## REQUIREMENTS
Pull every line containing "text" out of the material below.

- - - - -

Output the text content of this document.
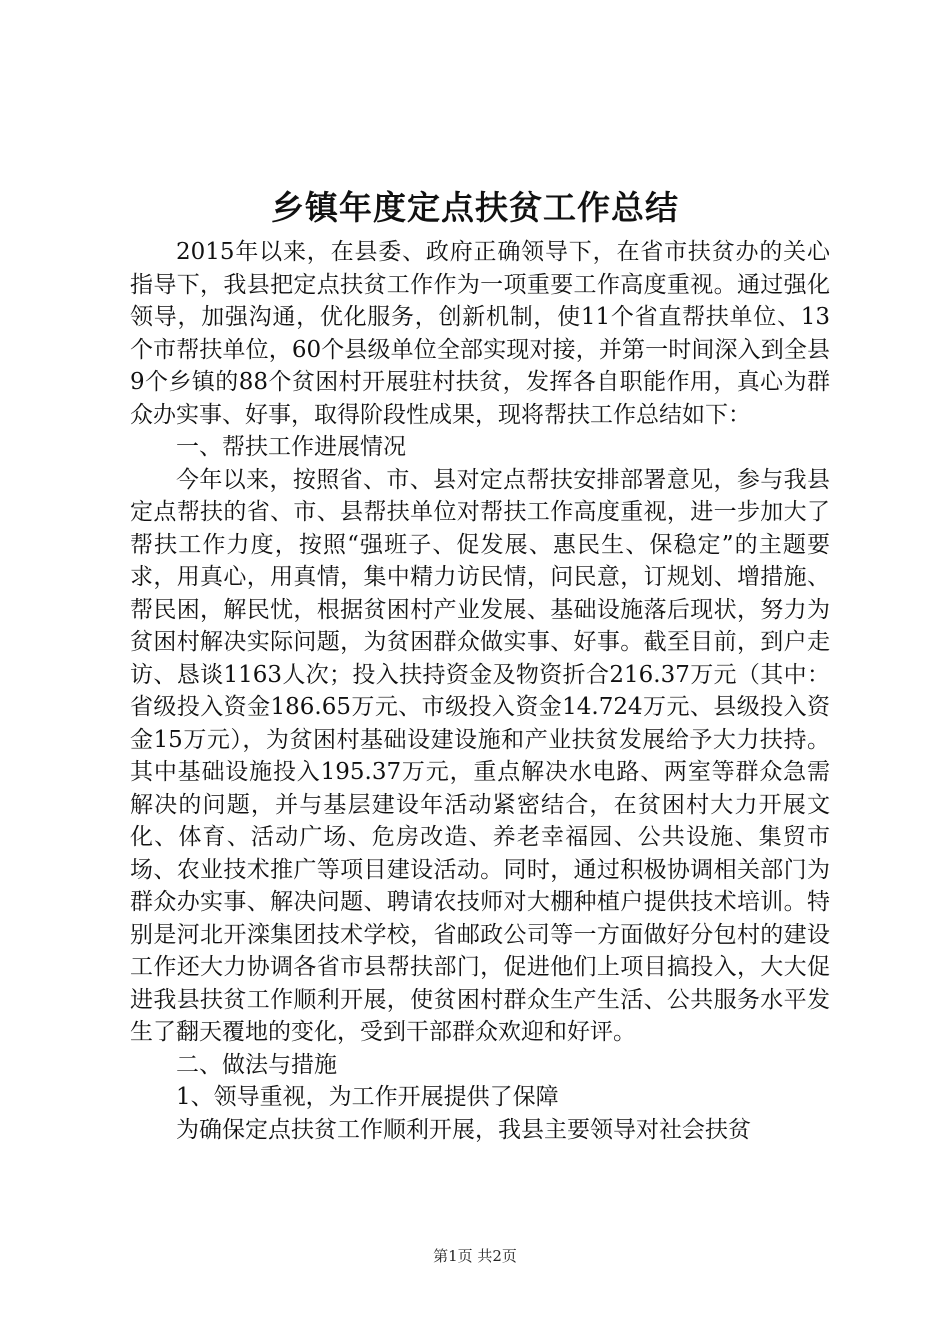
乡镇年度定点扶贫工作总结

2015年以来，在县委、政府正确领导下，在省市扶贫办的关心指导下，我县把定点扶贫工作作为一项重要工作高度重视。通过强化领导，加强沟通，优化服务，创新机制，使11个省直帮扶单位、13个市帮扶单位，60个县级单位全部实现对接，并第一时间深入到全县9个乡镇的88个贫困村开展驻村扶贫，发挥各自职能作用，真心为群众办实事、好事，取得阶段性成果，现将帮扶工作总结如下：

一、帮扶工作进展情况

今年以来，按照省、市、县对定点帮扶安排部署意见，参与我县定点帮扶的省、市、县帮扶单位对帮扶工作高度重视，进一步加大了帮扶工作力度，按照“强班子、促发展、惠民生、保稳定”的主题要求，用真心，用真情，集中精力访民情，问民意，订规划、增措施、帮民困，解民忧，根据贫困村产业发展、基础设施落后现状，努力为贫困村解决实际问题，为贫困群众做实事、好事。截至目前，到户走访、恳谈1163人次；投入扶持资金及物资折合216.37万元（其中：省级投入资金186.65万元、市级投入资金14.724万元、县级投入资金15万元），为贫困村基础设建设施和产业扶贫发展给予大力扶持。其中基础设施投入195.37万元，重点解决水电路、两室等群众急需解决的问题，并与基层建设年活动紧密结合，在贫困村大力开展文化、体育、活动广场、危房改造、养老幸福园、公共设施、集贸市场、农业技术推广等项目建设活动。同时，通过积极协调相关部门为群众办实事、解决问题、聘请农技师对大棚种植户提供技术培训。特别是河北开滦集团技术学校，省邮政公司等一方面做好分包村的建设工作还大力协调各省市县帮扶部门，促进他们上项目搞投入，大大促进我县扶贫工作顺利开展，使贫困村群众生产生活、公共服务水平发生了翻天覆地的变化，受到干部群众欢迎和好评。

二、做法与措施

1、领导重视，为工作开展提供了保障

为确保定点扶贫工作顺利开展，我县主要领导对社会扶贫

第1页 共2页
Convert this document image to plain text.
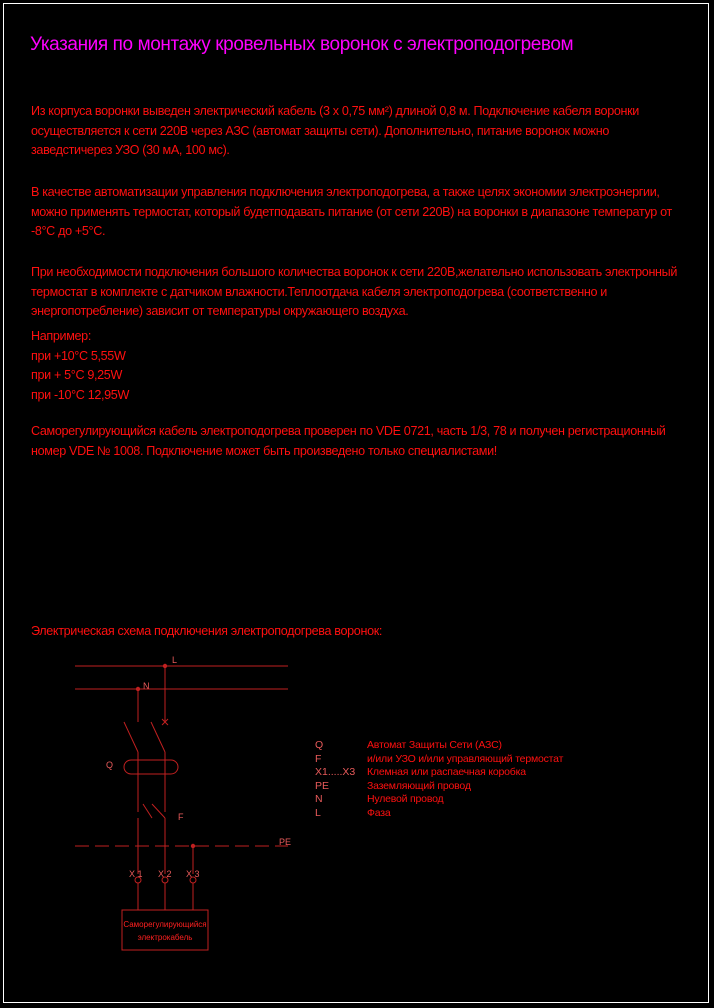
Указания по монтажу кровельных воронок с электроподогревом
Из корпуса воронки выведен электрический кабель (3 х 0,75 мм²) длиной 0,8 м. Подключение кабеля воронки
осуществляется к сети 220В через АЗС (автомат защиты сети). Дополнительно, питание воронок можно
заведстичерез УЗО (30 мА, 100 мс).
В качестве автоматизации управления подключения электроподогрева, а также целях экономии электроэнергии,
можно применять термостат, который будетподавать питание (от сети 220В) на воронки в диапазоне температур от
-8°С до +5°С.
При необходимости подключения большого количества воронок к сети 220В,желательно использовать электронный
термостат в комплекте с датчиком влажности.Теплоотдача кабеля электроподогрева (соответственно и
энергопотребление) зависит от температуры окружающего воздуха.
Например:
при +10°С 5,55W
при + 5°С 9,25W
при -10°С 12,95W
Саморегулирующийся кабель электроподогрева проверен по VDE 0721, часть 1/3, 78 и получен регистрационный
номер VDE № 1008. Подключение может быть произведено только специалистами!
Электрическая схема подключения электроподогрева воронок:
L
N
Q
F
PE
X 1 X 2 X 3
Саморегулирующийся
электрокабель
Q	Автомат Защиты Сети (АЗС)
F	и/или УЗО и/или управляющий термостат
X1.....X3 Клемная или распаечная коробка
PE	Заземляющий провод
N	Нулевой провод
L	Фаза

- - - - -

## FULL OUTPUT
Output the text content of this document.
Convert this document image to plain text.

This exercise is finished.